**Task objective:**
Give every line of the records below as a JSON list of strings, one string per line, with blank lines left out.

Stored data records:
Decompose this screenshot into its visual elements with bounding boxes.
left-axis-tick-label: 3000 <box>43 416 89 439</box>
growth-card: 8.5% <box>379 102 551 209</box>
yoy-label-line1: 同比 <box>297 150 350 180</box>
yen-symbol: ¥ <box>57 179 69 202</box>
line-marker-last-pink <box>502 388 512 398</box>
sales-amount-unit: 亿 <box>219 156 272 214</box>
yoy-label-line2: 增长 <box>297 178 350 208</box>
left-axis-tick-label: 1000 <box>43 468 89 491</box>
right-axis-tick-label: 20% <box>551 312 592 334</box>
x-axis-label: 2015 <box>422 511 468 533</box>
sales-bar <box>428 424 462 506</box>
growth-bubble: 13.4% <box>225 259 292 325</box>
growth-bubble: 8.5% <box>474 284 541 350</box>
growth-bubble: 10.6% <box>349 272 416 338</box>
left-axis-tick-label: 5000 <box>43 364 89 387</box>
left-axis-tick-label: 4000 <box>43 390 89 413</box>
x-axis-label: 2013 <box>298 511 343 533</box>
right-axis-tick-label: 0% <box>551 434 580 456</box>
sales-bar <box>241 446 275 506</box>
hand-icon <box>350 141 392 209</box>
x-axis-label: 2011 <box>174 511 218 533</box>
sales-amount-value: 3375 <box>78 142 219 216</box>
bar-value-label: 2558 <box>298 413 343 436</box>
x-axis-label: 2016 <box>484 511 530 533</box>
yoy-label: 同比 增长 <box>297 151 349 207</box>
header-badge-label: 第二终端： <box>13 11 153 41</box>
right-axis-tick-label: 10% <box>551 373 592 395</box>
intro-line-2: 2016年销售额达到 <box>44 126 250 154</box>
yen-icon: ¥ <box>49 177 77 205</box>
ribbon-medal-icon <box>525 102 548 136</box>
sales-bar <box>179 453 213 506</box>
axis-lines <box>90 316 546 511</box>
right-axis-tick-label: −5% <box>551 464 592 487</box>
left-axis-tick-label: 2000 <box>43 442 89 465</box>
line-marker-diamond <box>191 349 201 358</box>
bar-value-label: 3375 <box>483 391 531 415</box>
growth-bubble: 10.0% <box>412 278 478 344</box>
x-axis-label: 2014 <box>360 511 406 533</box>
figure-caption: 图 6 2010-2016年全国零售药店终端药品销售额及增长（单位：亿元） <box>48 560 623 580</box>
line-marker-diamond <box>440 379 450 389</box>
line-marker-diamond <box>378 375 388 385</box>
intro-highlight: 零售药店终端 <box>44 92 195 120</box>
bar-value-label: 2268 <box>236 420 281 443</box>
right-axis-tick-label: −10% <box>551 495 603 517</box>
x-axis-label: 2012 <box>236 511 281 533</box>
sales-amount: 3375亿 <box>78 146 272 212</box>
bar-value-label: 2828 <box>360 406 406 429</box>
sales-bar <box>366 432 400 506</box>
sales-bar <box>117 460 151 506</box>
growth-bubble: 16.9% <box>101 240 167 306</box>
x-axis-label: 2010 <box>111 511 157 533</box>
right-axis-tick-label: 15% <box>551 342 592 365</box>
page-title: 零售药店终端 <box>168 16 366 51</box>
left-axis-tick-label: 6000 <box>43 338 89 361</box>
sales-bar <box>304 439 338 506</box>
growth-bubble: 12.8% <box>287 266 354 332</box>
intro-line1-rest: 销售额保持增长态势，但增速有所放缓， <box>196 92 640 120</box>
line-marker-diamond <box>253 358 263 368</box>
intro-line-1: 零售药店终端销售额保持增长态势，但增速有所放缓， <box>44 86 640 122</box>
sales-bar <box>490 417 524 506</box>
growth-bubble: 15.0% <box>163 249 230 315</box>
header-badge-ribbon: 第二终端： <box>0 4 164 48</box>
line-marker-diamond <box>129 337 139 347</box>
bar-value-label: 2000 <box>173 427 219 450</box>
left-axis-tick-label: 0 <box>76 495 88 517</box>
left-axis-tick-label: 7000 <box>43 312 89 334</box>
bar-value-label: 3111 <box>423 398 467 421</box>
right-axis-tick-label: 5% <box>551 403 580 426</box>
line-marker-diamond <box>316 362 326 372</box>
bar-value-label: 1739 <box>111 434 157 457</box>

**Expected answer:**
[
  "Decompose this screenshot into its visual elements with bounding boxes.",
  "left-axis-tick-label: 3000 <box>43 416 89 439</box>",
  "growth-card: 8.5% <box>379 102 551 209</box>",
  "yoy-label-line1: 同比 <box>297 150 350 180</box>",
  "yen-symbol: ¥ <box>57 179 69 202</box>",
  "line-marker-last-pink <box>502 388 512 398</box>",
  "sales-amount-unit: 亿 <box>219 156 272 214</box>",
  "yoy-label-line2: 增长 <box>297 178 350 208</box>",
  "left-axis-tick-label: 1000 <box>43 468 89 491</box>",
  "right-axis-tick-label: 20% <box>551 312 592 334</box>",
  "x-axis-label: 2015 <box>422 511 468 533</box>",
  "sales-bar <box>428 424 462 506</box>",
  "growth-bubble: 13.4% <box>225 259 292 325</box>",
  "growth-bubble: 8.5% <box>474 284 541 350</box>",
  "growth-bubble: 10.6% <box>349 272 416 338</box>",
  "left-axis-tick-label: 5000 <box>43 364 89 387</box>",
  "left-axis-tick-label: 4000 <box>43 390 89 413</box>",
  "x-axis-label: 2013 <box>298 511 343 533</box>",
  "right-axis-tick-label: 0% <box>551 434 580 456</box>",
  "sales-bar <box>241 446 275 506</box>",
  "hand-icon <box>350 141 392 209</box>",
  "x-axis-label: 2011 <box>174 511 218 533</box>",
  "sales-amount-value: 3375 <box>78 142 219 216</box>",
  "bar-value-label: 2558 <box>298 413 343 436</box>",
  "x-axis-label: 2016 <box>484 511 530 533</box>",
  "yoy-label: 同比 增长 <box>297 151 349 207</box>",
  "header-badge-label: 第二终端： <box>13 11 153 41</box>",
  "right-axis-tick-label: 10% <box>551 373 592 395</box>",
  "intro-line-2: 2016年销售额达到 <box>44 126 250 154</box>",
  "yen-icon: ¥ <box>49 177 77 205</box>",
  "ribbon-medal-icon <box>525 102 548 136</box>",
  "sales-bar <box>179 453 213 506</box>",
  "axis-lines <box>90 316 546 511</box>",
  "right-axis-tick-label: −5% <box>551 464 592 487</box>",
  "left-axis-tick-label: 2000 <box>43 442 89 465</box>",
  "line-marker-diamond <box>191 349 201 358</box>",
  "bar-value-label: 3375 <box>483 391 531 415</box>",
  "growth-bubble: 10.0% <box>412 278 478 344</box>",
  "x-axis-label: 2014 <box>360 511 406 533</box>",
  "figure-caption: 图 6 2010-2016年全国零售药店终端药品销售额及增长（单位：亿元） <box>48 560 623 580</box>",
  "line-marker-diamond <box>440 379 450 389</box>",
  "line-marker-diamond <box>378 375 388 385</box>",
  "intro-highlight: 零售药店终端 <box>44 92 195 120</box>",
  "bar-value-label: 2268 <box>236 420 281 443</box>",
  "right-axis-tick-label: −10% <box>551 495 603 517</box>",
  "x-axis-label: 2012 <box>236 511 281 533</box>",
  "sales-amount: 3375亿 <box>78 146 272 212</box>",
  "bar-value-label: 2828 <box>360 406 406 429</box>",
  "sales-bar <box>366 432 400 506</box>",
  "sales-bar <box>117 460 151 506</box>",
  "growth-bubble: 16.9% <box>101 240 167 306</box>",
  "x-axis-label: 2010 <box>111 511 157 533</box>",
  "right-axis-tick-label: 15% <box>551 342 592 365</box>",
  "page-title: 零售药店终端 <box>168 16 366 51</box>",
  "left-axis-tick-label: 6000 <box>43 338 89 361</box>",
  "sales-bar <box>304 439 338 506</box>",
  "growth-bubble: 12.8% <box>287 266 354 332</box>",
  "intro-line1-rest: 销售额保持增长态势，但增速有所放缓， <box>196 92 640 120</box>",
  "line-marker-diamond <box>253 358 263 368</box>",
  "intro-line-1: 零售药店终端销售额保持增长态势，但增速有所放缓， <box>44 86 640 122</box>",
  "sales-bar <box>490 417 524 506</box>",
  "growth-bubble: 15.0% <box>163 249 230 315</box>",
  "header-badge-ribbon: 第二终端： <box>0 4 164 48</box>",
  "line-marker-diamond <box>129 337 139 347</box>",
  "bar-value-label: 2000 <box>173 427 219 450</box>",
  "left-axis-tick-label: 0 <box>76 495 88 517</box>",
  "left-axis-tick-label: 7000 <box>43 312 89 334</box>",
  "bar-value-label: 3111 <box>423 398 467 421</box>",
  "right-axis-tick-label: 5% <box>551 403 580 426</box>",
  "line-marker-diamond <box>316 362 326 372</box>",
  "bar-value-label: 1739 <box>111 434 157 457</box>"
]